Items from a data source
+ + + + +
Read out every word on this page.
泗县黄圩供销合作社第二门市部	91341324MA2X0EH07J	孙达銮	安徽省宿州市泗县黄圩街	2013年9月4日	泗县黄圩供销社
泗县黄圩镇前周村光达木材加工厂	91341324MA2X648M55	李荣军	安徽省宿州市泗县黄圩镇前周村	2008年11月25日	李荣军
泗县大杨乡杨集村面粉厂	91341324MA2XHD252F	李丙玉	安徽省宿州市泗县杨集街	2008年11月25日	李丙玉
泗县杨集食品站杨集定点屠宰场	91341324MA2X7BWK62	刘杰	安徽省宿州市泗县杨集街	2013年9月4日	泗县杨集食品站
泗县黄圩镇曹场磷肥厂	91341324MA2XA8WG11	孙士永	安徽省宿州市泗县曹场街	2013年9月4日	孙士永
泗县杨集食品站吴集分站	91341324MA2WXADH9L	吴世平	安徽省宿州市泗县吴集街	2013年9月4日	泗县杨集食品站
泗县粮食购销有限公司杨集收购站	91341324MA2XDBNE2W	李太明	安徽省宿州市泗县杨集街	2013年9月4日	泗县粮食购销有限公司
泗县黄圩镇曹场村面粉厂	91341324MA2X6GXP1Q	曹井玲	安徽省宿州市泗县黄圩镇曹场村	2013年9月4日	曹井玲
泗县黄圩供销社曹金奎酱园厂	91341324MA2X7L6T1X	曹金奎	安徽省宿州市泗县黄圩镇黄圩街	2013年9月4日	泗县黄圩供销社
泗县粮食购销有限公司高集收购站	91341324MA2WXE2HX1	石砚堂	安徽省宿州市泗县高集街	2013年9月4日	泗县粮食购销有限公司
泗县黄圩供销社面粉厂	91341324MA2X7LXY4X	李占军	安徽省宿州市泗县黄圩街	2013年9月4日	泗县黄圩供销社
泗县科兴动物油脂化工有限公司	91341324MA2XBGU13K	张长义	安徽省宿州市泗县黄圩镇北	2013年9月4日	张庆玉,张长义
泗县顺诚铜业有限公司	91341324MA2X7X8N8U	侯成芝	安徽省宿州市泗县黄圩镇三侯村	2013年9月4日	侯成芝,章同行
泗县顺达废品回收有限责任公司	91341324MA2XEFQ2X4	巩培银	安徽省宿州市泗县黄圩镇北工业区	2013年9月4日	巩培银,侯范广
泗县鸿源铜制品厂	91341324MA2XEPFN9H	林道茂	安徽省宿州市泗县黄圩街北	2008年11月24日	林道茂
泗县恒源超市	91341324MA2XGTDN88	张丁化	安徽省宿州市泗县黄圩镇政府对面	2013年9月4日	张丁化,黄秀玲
+ + + + +
Faithfully transcribe the whole of the data.

Read out every word on this page.
泗县黄圩供销合作社第二门市部	91341324MA2X0EH07J	孙达銮	安徽省宿州市泗县黄圩街	2013年9月4日	泗县黄圩供销社
泗县黄圩镇前周村光达木材加工厂	91341324MA2X648M55	李荣军	安徽省宿州市泗县黄圩镇前周村	2008年11月25日	李荣军
泗县大杨乡杨集村面粉厂	91341324MA2XHD252F	李丙玉	安徽省宿州市泗县杨集街	2008年11月25日	李丙玉
泗县杨集食品站杨集定点屠宰场	91341324MA2X7BWK62	刘杰	安徽省宿州市泗县杨集街	2013年9月4日	泗县杨集食品站
泗县黄圩镇曹场磷肥厂	91341324MA2XA8WG11	孙士永	安徽省宿州市泗县曹场街	2013年9月4日	孙士永
泗县杨集食品站吴集分站	91341324MA2WXADH9L	吴世平	安徽省宿州市泗县吴集街	2013年9月4日	泗县杨集食品站
泗县粮食购销有限公司杨集收购站	91341324MA2XDBNE2W	李太明	安徽省宿州市泗县杨集街	2013年9月4日	泗县粮食购销有限公司
泗县黄圩镇曹场村面粉厂	91341324MA2X6GXP1Q	曹井玲	安徽省宿州市泗县黄圩镇曹场村	2013年9月4日	曹井玲
泗县黄圩供销社曹金奎酱园厂	91341324MA2X7L6T1X	曹金奎	安徽省宿州市泗县黄圩镇黄圩街	2013年9月4日	泗县黄圩供销社
泗县粮食购销有限公司高集收购站	91341324MA2WXE2HX1	石砚堂	安徽省宿州市泗县高集街	2013年9月4日	泗县粮食购销有限公司
泗县黄圩供销社面粉厂	91341324MA2X7LXY4X	李占军	安徽省宿州市泗县黄圩街	2013年9月4日	泗县黄圩供销社
泗县科兴动物油脂化工有限公司	91341324MA2XBGU13K	张长义	安徽省宿州市泗县黄圩镇北	2013年9月4日	张庆玉,张长义
泗县顺诚铜业有限公司	91341324MA2X7X8N8U	侯成芝	安徽省宿州市泗县黄圩镇三侯村	2013年9月4日	侯成芝,章同行
泗县顺达废品回收有限责任公司	91341324MA2XEFQ2X4	巩培银	安徽省宿州市泗县黄圩镇北工业区	2013年9月4日	巩培银,侯范广
泗县鸿源铜制品厂	91341324MA2XEPFN9H	林道茂	安徽省宿州市泗县黄圩街北	2008年11月24日	林道茂
泗县恒源超市	91341324MA2XGTDN88	张丁化	安徽省宿州市泗县黄圩镇政府对面	2013年9月4日	张丁化,黄秀玲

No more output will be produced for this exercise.